■ EXERCISE MATERIALS

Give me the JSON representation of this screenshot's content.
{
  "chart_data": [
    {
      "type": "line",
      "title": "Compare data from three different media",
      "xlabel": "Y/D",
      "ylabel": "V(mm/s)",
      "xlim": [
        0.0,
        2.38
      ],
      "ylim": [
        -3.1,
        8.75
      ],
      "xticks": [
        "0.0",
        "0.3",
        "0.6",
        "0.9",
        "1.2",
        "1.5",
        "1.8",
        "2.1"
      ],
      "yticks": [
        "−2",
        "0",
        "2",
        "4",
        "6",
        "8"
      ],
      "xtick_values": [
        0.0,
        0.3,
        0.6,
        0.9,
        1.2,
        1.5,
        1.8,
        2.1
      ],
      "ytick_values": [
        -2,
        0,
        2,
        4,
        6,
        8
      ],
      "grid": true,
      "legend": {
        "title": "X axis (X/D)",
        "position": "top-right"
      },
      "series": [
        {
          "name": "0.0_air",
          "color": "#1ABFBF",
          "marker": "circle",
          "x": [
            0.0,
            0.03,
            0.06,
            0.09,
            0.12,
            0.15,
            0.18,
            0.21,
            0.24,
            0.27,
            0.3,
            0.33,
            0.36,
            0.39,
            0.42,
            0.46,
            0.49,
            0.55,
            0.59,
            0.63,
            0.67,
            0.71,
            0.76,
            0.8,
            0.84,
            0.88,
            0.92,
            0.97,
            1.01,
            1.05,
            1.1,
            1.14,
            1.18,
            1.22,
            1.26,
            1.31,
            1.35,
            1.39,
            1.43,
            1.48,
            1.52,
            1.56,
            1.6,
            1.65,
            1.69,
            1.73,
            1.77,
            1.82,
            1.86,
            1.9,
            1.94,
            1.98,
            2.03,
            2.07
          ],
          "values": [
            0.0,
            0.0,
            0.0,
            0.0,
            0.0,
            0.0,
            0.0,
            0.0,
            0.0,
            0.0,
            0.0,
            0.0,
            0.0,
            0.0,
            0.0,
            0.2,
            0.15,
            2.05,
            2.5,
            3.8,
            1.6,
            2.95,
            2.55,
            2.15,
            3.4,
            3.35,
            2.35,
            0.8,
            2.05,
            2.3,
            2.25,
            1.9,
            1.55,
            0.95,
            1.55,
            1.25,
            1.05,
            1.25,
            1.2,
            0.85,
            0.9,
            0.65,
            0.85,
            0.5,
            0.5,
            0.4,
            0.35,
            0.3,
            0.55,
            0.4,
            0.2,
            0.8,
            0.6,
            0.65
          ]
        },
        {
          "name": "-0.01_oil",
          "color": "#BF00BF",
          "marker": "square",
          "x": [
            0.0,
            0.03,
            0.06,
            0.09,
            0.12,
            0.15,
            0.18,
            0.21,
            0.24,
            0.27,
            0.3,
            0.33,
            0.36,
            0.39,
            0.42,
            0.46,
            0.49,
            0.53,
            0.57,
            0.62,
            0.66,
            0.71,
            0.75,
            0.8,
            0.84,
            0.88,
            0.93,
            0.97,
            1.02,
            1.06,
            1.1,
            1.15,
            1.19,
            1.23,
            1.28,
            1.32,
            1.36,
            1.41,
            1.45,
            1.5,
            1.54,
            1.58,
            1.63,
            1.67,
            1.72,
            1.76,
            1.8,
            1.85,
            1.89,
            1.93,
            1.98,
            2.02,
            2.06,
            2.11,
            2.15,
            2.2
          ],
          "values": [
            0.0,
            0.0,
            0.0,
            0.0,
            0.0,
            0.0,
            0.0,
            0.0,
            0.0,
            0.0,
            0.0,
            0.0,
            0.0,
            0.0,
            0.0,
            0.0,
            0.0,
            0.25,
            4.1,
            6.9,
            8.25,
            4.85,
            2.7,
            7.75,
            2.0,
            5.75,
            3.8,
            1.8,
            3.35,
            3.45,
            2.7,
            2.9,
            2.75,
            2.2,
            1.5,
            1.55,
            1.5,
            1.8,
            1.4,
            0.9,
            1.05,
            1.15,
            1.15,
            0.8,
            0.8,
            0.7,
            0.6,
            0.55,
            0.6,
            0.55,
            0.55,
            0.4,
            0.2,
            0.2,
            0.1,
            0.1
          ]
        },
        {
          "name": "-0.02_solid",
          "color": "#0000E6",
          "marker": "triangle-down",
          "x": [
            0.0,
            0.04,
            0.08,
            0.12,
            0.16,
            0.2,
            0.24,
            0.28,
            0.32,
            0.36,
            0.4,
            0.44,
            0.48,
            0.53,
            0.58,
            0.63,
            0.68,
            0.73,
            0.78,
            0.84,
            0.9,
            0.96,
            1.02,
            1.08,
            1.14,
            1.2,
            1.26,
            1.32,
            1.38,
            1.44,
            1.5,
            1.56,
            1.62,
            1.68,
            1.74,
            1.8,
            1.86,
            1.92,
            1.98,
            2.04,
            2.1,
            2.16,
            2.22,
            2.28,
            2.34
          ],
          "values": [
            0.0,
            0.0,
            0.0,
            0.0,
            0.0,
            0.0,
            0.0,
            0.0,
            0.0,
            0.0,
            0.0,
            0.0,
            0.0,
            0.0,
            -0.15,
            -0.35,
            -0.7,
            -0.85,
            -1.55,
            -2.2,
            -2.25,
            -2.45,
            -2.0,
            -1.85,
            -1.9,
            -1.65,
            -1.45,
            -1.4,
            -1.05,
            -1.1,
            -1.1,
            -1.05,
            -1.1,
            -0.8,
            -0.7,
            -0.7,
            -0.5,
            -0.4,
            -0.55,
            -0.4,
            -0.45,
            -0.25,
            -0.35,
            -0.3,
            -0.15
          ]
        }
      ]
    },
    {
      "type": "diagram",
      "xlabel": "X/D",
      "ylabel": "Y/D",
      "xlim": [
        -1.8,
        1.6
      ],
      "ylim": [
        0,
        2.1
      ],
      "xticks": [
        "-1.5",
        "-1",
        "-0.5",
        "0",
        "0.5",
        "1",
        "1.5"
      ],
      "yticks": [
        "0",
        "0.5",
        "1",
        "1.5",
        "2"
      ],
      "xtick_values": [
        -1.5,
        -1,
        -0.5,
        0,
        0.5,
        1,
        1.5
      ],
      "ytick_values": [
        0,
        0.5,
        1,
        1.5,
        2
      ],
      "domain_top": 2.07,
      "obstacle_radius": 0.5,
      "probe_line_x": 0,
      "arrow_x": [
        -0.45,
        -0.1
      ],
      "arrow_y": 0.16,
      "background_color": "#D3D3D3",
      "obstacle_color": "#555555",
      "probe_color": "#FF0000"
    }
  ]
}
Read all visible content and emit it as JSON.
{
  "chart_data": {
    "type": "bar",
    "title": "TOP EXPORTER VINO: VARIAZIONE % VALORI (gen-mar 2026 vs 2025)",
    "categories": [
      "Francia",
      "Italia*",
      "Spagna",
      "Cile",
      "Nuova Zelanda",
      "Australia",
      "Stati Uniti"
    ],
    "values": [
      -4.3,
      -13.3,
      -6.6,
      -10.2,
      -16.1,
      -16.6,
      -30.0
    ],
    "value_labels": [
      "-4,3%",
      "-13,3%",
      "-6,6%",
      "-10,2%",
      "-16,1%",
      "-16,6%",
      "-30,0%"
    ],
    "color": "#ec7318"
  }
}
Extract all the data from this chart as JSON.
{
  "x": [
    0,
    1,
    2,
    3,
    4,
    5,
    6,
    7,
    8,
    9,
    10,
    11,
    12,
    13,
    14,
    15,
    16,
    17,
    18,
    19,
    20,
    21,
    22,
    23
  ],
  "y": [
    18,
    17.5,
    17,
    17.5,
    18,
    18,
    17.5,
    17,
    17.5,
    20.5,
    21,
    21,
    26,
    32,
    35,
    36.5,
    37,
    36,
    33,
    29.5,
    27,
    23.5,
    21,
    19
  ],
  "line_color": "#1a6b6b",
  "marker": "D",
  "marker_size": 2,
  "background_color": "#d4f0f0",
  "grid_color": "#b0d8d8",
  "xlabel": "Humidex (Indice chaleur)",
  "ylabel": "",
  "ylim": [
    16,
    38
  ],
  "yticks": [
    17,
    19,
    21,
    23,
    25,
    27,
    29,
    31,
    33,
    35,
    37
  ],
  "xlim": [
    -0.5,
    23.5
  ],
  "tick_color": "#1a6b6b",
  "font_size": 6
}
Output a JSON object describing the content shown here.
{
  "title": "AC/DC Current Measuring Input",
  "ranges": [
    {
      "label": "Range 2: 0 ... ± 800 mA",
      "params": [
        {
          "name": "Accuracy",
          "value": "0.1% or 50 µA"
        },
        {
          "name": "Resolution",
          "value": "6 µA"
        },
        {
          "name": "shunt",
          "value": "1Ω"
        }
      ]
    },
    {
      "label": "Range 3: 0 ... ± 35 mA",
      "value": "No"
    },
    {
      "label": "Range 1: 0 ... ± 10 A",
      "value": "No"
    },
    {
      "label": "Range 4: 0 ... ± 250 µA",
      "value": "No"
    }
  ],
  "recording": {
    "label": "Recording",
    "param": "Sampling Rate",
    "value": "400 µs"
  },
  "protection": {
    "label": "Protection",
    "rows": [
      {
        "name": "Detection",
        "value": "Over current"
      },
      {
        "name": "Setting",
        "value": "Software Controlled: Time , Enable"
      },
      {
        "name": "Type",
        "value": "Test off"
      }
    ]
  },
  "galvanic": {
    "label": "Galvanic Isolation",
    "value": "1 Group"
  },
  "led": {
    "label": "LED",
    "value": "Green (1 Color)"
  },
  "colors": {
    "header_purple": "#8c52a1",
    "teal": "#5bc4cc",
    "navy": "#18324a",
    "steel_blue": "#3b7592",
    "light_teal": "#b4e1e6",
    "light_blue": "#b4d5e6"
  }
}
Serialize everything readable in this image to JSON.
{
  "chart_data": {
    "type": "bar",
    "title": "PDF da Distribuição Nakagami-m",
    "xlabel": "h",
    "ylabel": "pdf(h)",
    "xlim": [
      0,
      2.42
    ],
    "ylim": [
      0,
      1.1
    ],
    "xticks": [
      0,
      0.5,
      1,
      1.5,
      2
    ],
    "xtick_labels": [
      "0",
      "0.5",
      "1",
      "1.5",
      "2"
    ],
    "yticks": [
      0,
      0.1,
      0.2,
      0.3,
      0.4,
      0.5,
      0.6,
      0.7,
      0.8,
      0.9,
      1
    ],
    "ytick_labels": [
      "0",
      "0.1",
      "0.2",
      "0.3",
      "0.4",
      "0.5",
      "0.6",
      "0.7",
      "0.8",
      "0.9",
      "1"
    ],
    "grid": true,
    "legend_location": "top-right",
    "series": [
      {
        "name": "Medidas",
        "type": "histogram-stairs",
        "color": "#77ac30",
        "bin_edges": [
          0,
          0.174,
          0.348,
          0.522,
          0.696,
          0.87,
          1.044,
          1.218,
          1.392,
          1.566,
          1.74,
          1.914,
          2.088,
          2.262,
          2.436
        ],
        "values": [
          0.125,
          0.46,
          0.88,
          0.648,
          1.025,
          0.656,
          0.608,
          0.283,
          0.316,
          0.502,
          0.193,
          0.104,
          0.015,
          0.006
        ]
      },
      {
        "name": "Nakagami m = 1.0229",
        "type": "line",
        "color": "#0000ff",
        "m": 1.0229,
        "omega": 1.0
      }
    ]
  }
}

■ EXERCISE DIRECTIONS
Identify every line above with the string "this" in it. Copy those lines.

■ OUTPUT BELOW
Give me the JSON representation of this screenshot's content.
Extract all the data from this chart as JSON.
Serialize everything readable in this image to JSON.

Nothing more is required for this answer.